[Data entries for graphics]

Start of Block

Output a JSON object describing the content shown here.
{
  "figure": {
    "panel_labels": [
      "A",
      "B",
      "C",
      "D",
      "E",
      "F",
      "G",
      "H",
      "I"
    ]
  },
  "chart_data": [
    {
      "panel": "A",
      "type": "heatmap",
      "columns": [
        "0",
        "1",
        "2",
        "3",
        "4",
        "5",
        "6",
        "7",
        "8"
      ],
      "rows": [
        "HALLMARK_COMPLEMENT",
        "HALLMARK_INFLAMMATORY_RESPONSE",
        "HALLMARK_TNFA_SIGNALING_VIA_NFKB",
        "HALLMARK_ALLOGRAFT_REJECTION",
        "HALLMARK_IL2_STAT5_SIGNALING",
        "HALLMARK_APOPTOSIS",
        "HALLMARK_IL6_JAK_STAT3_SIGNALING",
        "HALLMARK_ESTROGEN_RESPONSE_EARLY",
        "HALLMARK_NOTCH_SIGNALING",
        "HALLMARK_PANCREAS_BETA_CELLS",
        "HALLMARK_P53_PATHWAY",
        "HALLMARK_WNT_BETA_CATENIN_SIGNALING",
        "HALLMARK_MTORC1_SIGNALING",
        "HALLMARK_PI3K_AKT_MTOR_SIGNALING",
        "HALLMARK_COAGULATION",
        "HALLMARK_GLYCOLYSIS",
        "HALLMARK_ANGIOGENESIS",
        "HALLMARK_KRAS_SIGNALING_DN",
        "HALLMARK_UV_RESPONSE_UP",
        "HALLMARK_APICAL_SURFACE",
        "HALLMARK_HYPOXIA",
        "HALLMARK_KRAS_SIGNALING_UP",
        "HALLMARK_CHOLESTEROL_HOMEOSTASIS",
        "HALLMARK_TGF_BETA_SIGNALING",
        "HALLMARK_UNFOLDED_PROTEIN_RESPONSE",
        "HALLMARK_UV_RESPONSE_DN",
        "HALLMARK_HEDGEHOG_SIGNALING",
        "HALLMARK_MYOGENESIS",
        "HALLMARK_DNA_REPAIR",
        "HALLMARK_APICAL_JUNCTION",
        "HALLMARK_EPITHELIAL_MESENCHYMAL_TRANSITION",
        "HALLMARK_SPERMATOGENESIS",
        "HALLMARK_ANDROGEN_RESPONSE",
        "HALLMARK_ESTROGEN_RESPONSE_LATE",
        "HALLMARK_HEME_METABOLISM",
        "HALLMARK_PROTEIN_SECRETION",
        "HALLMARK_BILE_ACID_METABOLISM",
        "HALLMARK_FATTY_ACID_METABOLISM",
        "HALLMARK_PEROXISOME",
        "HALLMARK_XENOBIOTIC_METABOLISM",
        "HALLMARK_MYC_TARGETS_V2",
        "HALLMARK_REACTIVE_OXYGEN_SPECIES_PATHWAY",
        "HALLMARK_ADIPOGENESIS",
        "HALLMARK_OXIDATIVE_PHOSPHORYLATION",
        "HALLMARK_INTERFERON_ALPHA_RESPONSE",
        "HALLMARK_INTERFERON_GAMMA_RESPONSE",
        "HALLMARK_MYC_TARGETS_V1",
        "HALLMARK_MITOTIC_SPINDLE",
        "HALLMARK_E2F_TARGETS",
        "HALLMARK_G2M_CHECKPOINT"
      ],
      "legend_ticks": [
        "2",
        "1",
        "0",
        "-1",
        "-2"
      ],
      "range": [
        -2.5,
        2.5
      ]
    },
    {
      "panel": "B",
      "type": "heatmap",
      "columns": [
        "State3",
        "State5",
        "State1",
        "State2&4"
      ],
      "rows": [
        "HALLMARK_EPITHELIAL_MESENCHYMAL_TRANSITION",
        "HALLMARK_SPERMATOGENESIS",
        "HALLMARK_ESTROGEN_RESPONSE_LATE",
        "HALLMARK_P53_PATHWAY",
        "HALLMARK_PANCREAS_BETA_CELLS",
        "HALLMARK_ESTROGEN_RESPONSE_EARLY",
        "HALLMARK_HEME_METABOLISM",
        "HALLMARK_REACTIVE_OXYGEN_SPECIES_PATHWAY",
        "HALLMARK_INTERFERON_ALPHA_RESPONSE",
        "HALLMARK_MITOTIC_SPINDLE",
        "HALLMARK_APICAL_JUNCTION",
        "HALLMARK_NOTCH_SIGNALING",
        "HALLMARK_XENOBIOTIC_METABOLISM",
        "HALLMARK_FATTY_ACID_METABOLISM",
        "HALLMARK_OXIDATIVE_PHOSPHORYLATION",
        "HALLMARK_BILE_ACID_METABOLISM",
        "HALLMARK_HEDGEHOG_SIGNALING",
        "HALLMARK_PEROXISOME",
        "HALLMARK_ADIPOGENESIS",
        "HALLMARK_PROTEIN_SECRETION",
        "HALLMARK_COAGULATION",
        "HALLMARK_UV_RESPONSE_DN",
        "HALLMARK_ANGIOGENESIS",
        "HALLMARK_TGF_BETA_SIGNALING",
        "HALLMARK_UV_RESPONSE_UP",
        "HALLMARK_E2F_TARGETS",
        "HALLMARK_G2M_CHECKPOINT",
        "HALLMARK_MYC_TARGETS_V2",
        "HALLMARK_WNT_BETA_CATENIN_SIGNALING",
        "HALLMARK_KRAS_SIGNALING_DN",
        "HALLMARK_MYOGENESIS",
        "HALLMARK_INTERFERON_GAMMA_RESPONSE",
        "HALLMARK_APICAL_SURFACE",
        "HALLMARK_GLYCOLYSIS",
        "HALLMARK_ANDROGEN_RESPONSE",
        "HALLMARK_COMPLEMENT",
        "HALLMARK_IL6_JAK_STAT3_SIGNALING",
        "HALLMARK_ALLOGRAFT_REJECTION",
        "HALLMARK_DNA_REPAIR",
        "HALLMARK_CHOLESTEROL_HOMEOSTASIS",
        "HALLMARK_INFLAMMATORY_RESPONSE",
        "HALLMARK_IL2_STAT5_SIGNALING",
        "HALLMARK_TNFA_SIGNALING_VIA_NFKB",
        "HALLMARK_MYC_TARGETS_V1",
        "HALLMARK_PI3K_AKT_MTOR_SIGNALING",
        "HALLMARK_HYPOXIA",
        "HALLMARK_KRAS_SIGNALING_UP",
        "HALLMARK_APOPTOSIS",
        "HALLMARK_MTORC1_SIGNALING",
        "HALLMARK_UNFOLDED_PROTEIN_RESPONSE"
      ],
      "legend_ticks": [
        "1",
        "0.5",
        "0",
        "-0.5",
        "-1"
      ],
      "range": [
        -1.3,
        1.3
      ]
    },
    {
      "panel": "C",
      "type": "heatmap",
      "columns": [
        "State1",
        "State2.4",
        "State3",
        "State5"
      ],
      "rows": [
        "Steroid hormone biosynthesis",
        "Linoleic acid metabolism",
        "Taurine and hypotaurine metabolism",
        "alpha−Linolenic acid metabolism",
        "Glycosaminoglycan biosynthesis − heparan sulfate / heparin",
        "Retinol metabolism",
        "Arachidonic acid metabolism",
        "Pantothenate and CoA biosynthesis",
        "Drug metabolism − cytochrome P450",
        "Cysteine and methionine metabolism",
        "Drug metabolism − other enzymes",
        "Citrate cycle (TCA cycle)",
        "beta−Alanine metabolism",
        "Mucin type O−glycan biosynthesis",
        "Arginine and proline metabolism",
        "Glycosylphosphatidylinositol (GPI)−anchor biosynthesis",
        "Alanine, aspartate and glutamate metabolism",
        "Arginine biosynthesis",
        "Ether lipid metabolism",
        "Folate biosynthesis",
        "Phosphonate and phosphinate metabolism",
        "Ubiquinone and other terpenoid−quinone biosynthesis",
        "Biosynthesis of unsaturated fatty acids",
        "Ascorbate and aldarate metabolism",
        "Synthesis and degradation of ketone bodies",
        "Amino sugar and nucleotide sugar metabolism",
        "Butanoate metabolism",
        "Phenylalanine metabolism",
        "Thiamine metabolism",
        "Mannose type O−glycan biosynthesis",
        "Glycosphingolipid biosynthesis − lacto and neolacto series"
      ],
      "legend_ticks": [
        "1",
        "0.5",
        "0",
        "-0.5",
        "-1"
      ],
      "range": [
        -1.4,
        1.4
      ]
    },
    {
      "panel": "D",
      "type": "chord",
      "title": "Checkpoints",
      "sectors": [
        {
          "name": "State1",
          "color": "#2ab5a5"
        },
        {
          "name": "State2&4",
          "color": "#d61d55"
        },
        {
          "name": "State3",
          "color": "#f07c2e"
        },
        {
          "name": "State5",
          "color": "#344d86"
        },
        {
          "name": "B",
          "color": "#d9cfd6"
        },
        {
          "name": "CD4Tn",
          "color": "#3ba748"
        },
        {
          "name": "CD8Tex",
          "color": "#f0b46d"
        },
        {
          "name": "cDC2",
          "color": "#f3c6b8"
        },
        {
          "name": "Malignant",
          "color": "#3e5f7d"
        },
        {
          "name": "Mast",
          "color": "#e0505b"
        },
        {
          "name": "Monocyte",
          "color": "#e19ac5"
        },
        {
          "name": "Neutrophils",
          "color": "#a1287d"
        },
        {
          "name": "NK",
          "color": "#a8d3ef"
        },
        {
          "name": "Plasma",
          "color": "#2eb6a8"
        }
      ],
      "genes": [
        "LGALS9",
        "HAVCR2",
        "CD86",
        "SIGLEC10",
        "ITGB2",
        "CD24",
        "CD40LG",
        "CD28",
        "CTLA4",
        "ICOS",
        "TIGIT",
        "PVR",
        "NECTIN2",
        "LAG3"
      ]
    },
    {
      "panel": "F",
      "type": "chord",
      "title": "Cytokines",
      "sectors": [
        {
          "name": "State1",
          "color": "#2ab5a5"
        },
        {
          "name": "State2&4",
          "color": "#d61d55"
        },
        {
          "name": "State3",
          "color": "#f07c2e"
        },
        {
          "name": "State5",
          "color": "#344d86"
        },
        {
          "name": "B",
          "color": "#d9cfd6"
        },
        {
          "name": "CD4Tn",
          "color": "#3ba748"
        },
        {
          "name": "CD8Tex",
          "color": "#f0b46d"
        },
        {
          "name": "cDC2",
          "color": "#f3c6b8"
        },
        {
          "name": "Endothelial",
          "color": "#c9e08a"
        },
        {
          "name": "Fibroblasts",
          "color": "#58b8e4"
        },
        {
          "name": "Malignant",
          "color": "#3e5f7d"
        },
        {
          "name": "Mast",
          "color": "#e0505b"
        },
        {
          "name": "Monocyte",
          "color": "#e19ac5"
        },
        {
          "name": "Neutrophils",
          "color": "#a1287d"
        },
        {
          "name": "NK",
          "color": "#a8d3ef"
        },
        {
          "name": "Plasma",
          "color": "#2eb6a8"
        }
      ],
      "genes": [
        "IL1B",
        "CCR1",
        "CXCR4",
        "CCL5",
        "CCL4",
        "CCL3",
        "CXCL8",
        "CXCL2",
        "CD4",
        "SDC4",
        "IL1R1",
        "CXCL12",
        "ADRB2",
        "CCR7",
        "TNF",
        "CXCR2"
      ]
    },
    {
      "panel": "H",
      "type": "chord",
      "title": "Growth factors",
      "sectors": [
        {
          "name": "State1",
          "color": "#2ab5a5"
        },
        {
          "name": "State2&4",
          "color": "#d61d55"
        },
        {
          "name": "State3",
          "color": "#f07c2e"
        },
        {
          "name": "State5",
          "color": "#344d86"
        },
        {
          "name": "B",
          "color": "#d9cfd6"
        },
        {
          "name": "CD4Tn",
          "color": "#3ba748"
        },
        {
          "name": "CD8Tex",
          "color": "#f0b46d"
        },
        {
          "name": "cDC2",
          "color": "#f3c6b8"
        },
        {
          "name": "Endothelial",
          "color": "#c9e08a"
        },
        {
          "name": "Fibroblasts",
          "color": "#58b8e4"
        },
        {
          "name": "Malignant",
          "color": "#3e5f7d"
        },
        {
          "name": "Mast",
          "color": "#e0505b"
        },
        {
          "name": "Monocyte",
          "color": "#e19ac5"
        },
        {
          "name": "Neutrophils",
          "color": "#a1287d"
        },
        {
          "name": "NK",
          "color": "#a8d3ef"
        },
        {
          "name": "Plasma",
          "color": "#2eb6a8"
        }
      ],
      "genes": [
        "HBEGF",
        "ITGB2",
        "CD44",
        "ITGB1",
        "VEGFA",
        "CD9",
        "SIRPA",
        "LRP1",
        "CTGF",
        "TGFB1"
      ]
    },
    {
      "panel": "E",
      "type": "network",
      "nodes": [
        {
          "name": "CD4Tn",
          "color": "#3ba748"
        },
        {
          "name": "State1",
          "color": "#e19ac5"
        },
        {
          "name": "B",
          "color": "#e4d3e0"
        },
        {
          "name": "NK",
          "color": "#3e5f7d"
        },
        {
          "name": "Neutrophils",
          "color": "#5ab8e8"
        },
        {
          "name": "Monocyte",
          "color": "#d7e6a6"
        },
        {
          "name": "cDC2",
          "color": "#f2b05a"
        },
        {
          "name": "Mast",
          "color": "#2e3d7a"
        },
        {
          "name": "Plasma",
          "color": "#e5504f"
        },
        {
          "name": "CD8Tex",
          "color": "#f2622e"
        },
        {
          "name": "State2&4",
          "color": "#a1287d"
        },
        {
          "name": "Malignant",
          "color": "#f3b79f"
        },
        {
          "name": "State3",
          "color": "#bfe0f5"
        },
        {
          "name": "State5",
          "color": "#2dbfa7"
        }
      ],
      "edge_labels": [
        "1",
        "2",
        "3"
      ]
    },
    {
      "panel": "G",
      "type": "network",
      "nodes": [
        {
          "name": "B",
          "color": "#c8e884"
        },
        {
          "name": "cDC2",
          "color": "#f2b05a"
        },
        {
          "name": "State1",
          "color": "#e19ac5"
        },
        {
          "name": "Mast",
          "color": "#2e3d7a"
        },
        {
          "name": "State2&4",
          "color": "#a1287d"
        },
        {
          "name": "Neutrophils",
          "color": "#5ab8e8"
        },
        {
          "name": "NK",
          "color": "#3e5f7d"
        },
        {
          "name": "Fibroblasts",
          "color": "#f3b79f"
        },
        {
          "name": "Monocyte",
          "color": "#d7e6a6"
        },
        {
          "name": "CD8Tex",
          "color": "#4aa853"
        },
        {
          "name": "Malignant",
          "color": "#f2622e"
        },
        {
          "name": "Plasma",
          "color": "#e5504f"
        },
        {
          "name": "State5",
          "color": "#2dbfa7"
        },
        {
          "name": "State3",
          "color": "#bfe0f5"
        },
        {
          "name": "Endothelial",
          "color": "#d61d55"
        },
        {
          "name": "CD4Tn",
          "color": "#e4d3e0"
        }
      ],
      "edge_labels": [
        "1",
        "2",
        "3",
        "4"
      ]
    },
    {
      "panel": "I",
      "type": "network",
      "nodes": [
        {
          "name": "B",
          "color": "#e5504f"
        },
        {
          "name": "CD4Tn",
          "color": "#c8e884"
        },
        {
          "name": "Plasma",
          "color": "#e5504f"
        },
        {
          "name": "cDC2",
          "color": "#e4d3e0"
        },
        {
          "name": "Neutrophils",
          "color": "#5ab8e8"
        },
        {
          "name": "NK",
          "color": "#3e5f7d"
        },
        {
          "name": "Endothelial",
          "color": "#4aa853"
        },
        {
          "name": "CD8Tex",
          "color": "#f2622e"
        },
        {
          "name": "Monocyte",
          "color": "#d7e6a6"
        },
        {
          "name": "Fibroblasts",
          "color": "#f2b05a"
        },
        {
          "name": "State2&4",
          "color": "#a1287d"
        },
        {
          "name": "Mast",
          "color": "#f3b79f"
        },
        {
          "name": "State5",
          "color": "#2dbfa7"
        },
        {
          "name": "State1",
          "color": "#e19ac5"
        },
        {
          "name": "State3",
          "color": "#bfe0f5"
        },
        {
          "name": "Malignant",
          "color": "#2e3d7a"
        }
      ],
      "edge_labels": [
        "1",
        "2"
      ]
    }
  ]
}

End of Block

### [TASK BRIEF]
Wherever the word "Arginine" appears in the entries above, copy that line.

### [RESPONSE TO THIS TASK]
        "Arginine and proline metabolism",
        "Arginine biosynthesis",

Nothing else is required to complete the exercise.